- **Brief**: What is the number of lines containing "series"? Give only that number.

--- start of Exercise material ---

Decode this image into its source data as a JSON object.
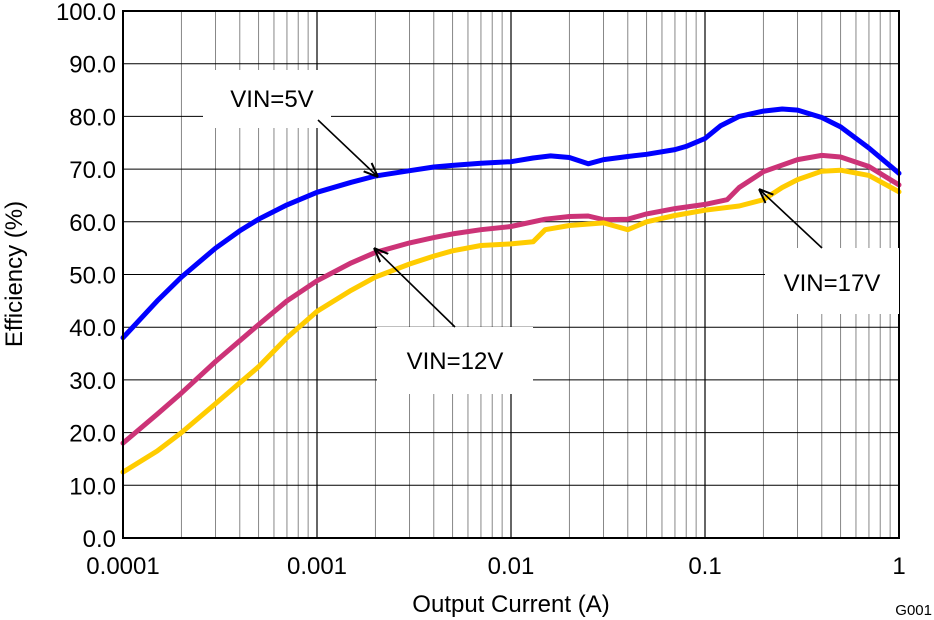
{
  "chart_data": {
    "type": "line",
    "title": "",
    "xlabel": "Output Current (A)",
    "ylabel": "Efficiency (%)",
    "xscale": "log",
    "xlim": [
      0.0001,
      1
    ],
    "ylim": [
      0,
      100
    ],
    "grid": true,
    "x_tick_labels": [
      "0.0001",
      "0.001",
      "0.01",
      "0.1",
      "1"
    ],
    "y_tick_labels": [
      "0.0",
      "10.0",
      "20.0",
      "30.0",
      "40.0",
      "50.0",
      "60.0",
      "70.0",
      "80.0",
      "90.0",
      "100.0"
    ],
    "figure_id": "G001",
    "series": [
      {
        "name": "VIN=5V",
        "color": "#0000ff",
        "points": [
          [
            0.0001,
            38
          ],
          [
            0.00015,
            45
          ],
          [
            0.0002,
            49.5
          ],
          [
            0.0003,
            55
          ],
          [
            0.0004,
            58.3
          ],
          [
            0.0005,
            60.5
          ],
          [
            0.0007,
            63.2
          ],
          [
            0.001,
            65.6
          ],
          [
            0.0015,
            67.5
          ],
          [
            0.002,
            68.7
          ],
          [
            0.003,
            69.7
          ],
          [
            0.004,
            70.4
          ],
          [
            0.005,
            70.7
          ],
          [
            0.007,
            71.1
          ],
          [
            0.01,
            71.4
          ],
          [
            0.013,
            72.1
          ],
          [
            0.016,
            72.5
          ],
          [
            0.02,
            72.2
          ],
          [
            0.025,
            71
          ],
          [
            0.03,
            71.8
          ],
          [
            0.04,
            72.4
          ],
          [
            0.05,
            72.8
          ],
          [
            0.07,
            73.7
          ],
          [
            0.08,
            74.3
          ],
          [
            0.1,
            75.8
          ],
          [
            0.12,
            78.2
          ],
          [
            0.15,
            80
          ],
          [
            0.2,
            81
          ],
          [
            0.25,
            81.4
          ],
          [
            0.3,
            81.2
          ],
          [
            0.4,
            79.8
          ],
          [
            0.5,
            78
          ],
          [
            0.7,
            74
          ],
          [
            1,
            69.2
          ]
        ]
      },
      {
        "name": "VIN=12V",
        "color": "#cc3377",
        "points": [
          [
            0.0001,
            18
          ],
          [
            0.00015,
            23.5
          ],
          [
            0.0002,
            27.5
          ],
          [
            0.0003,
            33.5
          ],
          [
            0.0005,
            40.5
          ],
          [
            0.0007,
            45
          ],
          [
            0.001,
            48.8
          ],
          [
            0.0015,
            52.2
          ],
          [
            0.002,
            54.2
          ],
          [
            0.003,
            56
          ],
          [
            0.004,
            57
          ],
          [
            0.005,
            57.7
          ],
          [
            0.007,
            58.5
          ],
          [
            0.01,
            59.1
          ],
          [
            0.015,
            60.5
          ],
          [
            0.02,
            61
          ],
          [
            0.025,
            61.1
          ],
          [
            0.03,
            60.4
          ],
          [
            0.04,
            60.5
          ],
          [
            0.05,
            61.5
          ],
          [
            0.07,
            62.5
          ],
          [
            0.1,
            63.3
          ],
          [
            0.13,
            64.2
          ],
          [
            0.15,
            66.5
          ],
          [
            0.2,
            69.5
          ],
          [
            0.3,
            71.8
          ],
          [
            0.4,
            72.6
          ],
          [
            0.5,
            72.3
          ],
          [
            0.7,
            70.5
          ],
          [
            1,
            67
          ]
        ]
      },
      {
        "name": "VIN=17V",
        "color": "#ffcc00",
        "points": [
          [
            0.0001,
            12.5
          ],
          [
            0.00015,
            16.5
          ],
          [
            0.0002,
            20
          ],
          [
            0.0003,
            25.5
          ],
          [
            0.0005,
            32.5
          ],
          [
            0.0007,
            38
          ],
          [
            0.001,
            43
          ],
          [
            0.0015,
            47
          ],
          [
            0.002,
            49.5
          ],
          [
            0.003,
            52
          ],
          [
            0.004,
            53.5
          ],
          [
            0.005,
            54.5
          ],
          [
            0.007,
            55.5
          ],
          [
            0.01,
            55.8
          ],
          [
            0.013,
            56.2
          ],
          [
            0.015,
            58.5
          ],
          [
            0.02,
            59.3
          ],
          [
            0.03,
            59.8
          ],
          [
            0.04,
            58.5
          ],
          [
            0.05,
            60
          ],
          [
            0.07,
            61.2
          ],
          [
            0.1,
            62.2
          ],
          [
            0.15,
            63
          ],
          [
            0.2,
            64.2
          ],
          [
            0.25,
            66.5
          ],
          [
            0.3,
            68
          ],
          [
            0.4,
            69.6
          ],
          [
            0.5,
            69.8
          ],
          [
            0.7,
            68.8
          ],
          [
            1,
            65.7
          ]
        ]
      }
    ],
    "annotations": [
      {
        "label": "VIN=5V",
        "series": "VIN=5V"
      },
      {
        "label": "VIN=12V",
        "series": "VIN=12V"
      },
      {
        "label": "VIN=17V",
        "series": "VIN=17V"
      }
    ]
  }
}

--- end of Exercise material ---

- **Result below**: 4